*EXTRACT TO READ:*

********

By Branko Marcetic* – Responsible Statecraft (Quincy Institute)
More than a decade after NATO’s intervention, people across the Sahel are still left picking up the pieces
The events in Niger over the past few months have been alarming to watch. What began as a military coup now risks spiraling into a wider war in West Africa, with a group of juntas lining up to fight against a regional force threatening to invade and restore democratic rule in Niamey.
The junta have explicitly justified their coup as a response to the “continuous deterioration of the security situation” plaguing Niger and complained that it and other countries in the Sahel “have been dealing for over 10 years with the negative socioeconomic, security, political and humanitarian consequences of NATO’s hazardous adventure in Libya.” Even ordinary Nigeriens backing the junta have done the same.
The episode thus reminds us of an iron rule of foreign interference: Even military interventions considered successful at the time have unintended effects that cascade long after the missions formally end.
The 2011 Libyan adventure saw the U.S., French and British governments launch an initially limited humanitarian intervention to protect civilians that quickly morphed into a regime change operation, unleashing a torrent of violence and extremism across the region.

********

*WRITTEN TASK 1:* Could you retype the passage on the coup in Niger between "More than a" and "rule in Niamey.", inclusive?

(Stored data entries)
********

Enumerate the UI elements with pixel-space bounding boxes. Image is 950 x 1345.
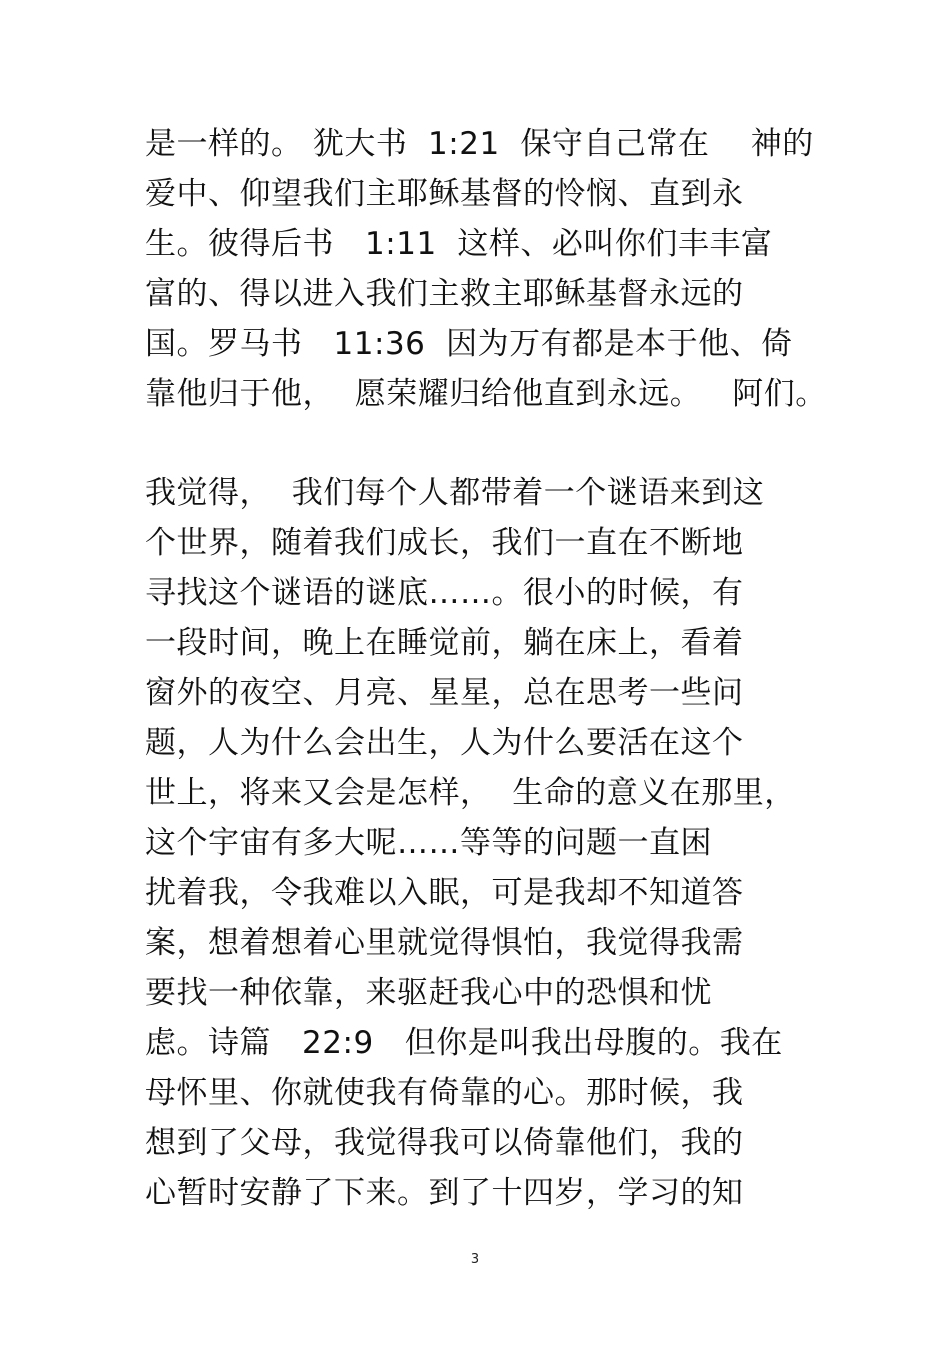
- text-line: 我觉得， 我们每个人都带着一个谜语来到这: [145, 475, 765, 511]
- text-line: 国。罗马书 11:36 因为万有都是本于他、倚: [145, 326, 793, 362]
- text-line: 题，人为什么会出生，人为什么要活在这个: [145, 725, 744, 761]
- text-line: 生。彼得后书 1:11 这样、必叫你们丰丰富: [145, 226, 773, 262]
- text-line: 富的、得以进入我们主救主耶稣基督永远的: [145, 276, 744, 312]
- page-number: 3: [470, 1252, 480, 1267]
- text-line: 爱中、仰望我们主耶稣基督的怜悯、直到永: [145, 176, 744, 212]
- text-line: 心暂时安静了下来。到了十四岁，学习的知: [145, 1175, 744, 1211]
- text-line: 母怀里、你就使我有倚靠的心。那时候，我: [145, 1075, 744, 1111]
- text-line: 窗外的夜空、月亮、星星，总在思考一些问: [145, 675, 744, 711]
- text-line: 一段时间，晚上在睡觉前，躺在床上，看着: [145, 625, 744, 661]
- text-line: 世上，将来又会是怎样， 生命的意义在那里，: [145, 775, 796, 811]
- text-line: 个世界，随着我们成长，我们一直在不断地: [145, 525, 744, 561]
- text-line: 扰着我，令我难以入眠，可是我却不知道答: [145, 875, 744, 911]
- text-line: 这个宇宙有多大呢……等等的问题一直困: [145, 825, 712, 861]
- text-line: 靠他归于他， 愿荣耀归给他直到永远。 阿们。: [145, 376, 827, 412]
- text-line: 要找一种依靠，来驱赶我心中的恐惧和忧: [145, 975, 712, 1011]
- text-line: 是一样的。 犹大书 1:21 保守自己常在 神的: [145, 126, 814, 162]
- text-line: 寻找这个谜语的谜底……。很小的时候，有: [145, 575, 744, 611]
- text-line: 想到了父母，我觉得我可以倚靠他们，我的: [145, 1125, 744, 1161]
- text-line: 案，想着想着心里就觉得惧怕，我觉得我需: [145, 925, 744, 961]
- text-line: 虑。诗篇 22:9 但你是叫我出母腹的。我在: [145, 1025, 783, 1061]
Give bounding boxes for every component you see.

********

*WRITTEN TASK 2:* Could you put every line of the listing into a Markdown table with the columns Row and Listing line, one numbered row per line, with blank lines and the pictures left out?

*WRITTEN RESPONSE 1:*
More than a decade after NATO’s intervention, people across the Sahel are still left picking up the pieces
The events in Niger over the past few months have been alarming to watch. What began as a military coup now risks spiraling into a wider war in West Africa, with a group of juntas lining up to fight against a regional force threatening to invade and restore democratic rule in Niamey.

*WRITTEN RESPONSE 2:*
| Row | Listing line |
|---|---|
| 1 | Enumerate the UI elements with pixel-space bounding boxes. Image is 950 x 1345. |
| 2 | - text-line: 我觉得， 我们每个人都带着一个谜语来到这: [145, 475, 765, 511] |
| 3 | - text-line: 国。罗马书 11:36 因为万有都是本于他、倚: [145, 326, 793, 362] |
| 4 | - text-line: 题，人为什么会出生，人为什么要活在这个: [145, 725, 744, 761] |
| 5 | - text-line: 生。彼得后书 1:11 这样、必叫你们丰丰富: [145, 226, 773, 262] |
| 6 | - text-line: 富的、得以进入我们主救主耶稣基督永远的: [145, 276, 744, 312] |
| 7 | - page-number: 3: [470, 1252, 480, 1267] |
| 8 | - text-line: 爱中、仰望我们主耶稣基督的怜悯、直到永: [145, 176, 744, 212] |
| 9 | - text-line: 心暂时安静了下来。到了十四岁，学习的知: [145, 1175, 744, 1211] |
| 10 | - text-line: 母怀里、你就使我有倚靠的心。那时候，我: [145, 1075, 744, 1111] |
| 11 | - text-line: 窗外的夜空、月亮、星星，总在思考一些问: [145, 675, 744, 711] |
| 12 | - text-line: 一段时间，晚上在睡觉前，躺在床上，看着: [145, 625, 744, 661] |
| 13 | - text-line: 世上，将来又会是怎样， 生命的意义在那里，: [145, 775, 796, 811] |
| 14 | - text-line: 个世界，随着我们成长，我们一直在不断地: [145, 525, 744, 561] |
| 15 | - text-line: 扰着我，令我难以入眠，可是我却不知道答: [145, 875, 744, 911] |
| 16 | - text-line: 这个宇宙有多大呢……等等的问题一直困: [145, 825, 712, 861] |
| 17 | - text-line: 靠他归于他， 愿荣耀归给他直到永远。 阿们。: [145, 376, 827, 412] |
| 18 | - text-line: 要找一种依靠，来驱赶我心中的恐惧和忧: [145, 975, 712, 1011] |
| 19 | - text-line: 是一样的。 犹大书 1:21 保守自己常在 神的: [145, 126, 814, 162] |
| 20 | - text-line: 寻找这个谜语的谜底……。很小的时候，有: [145, 575, 744, 611] |
| 21 | - text-line: 想到了父母，我觉得我可以倚靠他们，我的: [145, 1125, 744, 1161] |
| 22 | - text-line: 案，想着想着心里就觉得惧怕，我觉得我需: [145, 925, 744, 961] |
| 23 | - text-line: 虑。诗篇 22:9 但你是叫我出母腹的。我在: [145, 1025, 783, 1061] |
| 24 | Give bounding boxes for every component you see. |